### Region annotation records

● ● ● ● ●

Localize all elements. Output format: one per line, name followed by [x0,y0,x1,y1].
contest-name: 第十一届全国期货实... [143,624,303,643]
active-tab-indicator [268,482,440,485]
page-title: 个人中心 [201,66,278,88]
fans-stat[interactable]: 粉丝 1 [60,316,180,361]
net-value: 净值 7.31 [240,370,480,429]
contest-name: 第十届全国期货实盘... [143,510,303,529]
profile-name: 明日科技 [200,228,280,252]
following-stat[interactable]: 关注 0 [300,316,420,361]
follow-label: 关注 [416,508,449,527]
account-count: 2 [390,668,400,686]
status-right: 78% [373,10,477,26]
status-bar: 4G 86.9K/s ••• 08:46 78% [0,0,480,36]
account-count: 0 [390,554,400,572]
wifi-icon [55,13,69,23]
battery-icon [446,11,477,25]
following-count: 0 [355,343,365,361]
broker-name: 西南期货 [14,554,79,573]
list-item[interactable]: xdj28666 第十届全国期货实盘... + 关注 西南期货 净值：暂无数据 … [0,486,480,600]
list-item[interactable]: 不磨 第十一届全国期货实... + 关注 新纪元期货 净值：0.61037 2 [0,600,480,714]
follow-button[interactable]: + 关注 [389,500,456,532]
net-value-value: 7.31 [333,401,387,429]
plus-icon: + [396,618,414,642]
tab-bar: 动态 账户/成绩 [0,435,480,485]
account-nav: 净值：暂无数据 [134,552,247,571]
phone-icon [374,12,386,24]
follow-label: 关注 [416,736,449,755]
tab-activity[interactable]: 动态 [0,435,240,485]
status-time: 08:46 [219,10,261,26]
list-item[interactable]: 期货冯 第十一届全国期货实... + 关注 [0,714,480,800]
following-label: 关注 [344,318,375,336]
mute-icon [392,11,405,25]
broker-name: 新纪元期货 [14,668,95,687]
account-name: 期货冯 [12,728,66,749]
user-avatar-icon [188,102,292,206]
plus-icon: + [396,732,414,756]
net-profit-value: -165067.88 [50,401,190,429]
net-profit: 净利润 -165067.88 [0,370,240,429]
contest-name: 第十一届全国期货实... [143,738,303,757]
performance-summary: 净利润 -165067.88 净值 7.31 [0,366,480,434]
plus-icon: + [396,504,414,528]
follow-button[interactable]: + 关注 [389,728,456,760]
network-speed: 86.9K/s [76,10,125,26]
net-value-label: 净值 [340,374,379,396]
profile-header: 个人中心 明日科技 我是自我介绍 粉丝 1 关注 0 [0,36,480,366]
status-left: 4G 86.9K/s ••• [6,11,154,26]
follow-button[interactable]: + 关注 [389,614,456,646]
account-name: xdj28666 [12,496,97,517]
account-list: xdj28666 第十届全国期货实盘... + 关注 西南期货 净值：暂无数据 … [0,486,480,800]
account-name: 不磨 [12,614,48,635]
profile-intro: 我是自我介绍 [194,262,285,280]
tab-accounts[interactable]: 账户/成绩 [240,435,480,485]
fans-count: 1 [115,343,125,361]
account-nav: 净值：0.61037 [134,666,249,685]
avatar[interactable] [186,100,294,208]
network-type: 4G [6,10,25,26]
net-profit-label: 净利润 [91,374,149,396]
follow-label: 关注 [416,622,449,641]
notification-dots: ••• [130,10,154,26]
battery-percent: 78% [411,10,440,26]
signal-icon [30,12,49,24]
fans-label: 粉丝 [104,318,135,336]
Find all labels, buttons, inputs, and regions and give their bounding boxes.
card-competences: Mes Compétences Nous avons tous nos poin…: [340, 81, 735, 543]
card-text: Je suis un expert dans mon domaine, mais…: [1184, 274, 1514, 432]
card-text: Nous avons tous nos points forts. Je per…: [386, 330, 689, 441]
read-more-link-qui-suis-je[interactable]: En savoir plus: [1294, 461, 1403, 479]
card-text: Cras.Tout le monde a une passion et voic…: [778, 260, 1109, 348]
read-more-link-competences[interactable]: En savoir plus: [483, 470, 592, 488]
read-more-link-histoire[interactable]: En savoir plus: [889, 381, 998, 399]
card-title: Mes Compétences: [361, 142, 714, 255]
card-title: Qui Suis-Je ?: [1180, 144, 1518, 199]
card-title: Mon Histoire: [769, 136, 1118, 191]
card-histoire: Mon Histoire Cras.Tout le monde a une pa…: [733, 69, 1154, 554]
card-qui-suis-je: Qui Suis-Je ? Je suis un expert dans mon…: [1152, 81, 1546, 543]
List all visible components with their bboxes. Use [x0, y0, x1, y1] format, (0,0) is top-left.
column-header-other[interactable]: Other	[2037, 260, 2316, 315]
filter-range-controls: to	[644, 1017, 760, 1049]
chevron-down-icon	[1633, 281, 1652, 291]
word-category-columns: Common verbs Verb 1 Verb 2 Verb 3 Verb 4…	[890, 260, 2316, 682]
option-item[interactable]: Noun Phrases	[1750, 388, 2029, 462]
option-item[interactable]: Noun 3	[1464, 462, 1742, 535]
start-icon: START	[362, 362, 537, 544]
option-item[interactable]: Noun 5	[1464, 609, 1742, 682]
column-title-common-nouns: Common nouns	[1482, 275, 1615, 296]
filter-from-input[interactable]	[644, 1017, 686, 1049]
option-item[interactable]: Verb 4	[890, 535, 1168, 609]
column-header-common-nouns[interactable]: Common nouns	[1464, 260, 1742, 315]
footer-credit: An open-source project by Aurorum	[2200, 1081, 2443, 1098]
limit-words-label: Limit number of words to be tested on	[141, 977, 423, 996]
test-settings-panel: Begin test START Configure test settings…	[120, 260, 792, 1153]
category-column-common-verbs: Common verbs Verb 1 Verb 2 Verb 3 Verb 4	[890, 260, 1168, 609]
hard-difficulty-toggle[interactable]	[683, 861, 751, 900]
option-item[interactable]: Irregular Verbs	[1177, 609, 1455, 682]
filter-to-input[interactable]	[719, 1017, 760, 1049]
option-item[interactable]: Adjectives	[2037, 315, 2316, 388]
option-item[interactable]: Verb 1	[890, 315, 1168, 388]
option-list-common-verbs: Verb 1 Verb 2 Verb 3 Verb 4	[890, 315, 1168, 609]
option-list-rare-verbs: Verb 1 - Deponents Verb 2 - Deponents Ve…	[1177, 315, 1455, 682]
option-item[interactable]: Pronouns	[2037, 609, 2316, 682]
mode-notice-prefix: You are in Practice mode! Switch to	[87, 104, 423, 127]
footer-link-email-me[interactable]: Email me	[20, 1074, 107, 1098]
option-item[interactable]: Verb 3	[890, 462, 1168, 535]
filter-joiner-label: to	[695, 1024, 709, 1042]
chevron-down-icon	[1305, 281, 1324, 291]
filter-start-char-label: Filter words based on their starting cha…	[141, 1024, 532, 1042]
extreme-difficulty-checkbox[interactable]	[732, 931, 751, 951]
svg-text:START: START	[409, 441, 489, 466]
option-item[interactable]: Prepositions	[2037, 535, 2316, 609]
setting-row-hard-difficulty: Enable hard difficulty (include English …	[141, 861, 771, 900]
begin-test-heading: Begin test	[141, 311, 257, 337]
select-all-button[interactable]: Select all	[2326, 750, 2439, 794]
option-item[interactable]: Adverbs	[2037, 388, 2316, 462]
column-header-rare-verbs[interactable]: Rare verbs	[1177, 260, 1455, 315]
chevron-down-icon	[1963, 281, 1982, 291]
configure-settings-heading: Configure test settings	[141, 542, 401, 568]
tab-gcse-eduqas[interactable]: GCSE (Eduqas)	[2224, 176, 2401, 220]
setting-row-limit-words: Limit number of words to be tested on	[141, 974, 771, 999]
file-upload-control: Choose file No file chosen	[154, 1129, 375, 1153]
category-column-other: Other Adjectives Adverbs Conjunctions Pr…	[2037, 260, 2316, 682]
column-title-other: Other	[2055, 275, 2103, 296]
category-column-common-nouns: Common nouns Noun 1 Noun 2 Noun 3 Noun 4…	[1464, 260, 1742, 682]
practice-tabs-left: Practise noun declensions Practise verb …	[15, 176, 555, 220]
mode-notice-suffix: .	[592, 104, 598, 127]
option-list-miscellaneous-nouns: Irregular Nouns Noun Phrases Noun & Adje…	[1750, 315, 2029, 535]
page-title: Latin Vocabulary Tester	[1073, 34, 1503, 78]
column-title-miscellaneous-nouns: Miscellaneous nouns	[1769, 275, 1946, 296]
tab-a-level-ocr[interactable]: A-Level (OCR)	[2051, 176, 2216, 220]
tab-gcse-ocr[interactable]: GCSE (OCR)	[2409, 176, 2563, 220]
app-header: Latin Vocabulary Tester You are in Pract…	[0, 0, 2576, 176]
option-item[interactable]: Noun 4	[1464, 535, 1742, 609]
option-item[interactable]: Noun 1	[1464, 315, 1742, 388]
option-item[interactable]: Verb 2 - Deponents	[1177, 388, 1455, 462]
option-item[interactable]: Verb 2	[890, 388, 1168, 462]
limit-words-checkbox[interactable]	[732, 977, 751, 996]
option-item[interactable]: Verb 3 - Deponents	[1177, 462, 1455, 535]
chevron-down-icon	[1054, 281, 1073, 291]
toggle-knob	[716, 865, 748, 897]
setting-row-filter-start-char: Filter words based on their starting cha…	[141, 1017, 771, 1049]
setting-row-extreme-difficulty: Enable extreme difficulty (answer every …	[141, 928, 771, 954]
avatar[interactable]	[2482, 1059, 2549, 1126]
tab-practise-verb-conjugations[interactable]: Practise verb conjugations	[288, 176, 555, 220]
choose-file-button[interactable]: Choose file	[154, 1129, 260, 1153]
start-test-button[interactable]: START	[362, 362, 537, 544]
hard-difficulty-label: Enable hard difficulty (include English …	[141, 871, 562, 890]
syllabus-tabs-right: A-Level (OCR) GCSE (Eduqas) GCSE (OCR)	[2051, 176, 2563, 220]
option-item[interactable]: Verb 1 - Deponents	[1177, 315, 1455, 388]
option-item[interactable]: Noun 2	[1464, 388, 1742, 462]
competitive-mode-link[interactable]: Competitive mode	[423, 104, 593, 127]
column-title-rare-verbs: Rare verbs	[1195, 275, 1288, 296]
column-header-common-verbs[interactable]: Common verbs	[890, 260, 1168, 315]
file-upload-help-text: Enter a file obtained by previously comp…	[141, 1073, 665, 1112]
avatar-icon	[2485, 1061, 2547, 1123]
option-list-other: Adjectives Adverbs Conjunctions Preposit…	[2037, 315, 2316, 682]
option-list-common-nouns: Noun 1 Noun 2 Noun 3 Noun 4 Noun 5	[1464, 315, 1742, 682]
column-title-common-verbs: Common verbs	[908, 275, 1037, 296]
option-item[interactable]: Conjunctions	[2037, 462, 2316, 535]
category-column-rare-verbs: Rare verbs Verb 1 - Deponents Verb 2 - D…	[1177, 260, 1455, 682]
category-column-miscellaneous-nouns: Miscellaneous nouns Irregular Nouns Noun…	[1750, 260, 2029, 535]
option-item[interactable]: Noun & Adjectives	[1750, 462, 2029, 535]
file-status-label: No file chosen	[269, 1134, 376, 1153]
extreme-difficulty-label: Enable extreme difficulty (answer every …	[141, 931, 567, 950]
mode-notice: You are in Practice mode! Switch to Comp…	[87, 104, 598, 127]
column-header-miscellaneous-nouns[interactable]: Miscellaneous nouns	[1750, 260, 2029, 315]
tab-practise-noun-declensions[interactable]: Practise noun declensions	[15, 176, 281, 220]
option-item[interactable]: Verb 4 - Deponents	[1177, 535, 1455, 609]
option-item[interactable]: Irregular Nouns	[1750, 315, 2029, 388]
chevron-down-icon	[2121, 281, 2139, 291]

● ● ● ● ●

Output verbatim every line from the first one through the line containing "net-value: 净值 7.31 [240,370,480,429]", including both of those lines.

### Response
Localize all elements. Output format: one per line, name followed by [x0,y0,x1,y1].
contest-name: 第十一届全国期货实... [143,624,303,643]
active-tab-indicator [268,482,440,485]
page-title: 个人中心 [201,66,278,88]
fans-stat[interactable]: 粉丝 1 [60,316,180,361]
net-value: 净值 7.31 [240,370,480,429]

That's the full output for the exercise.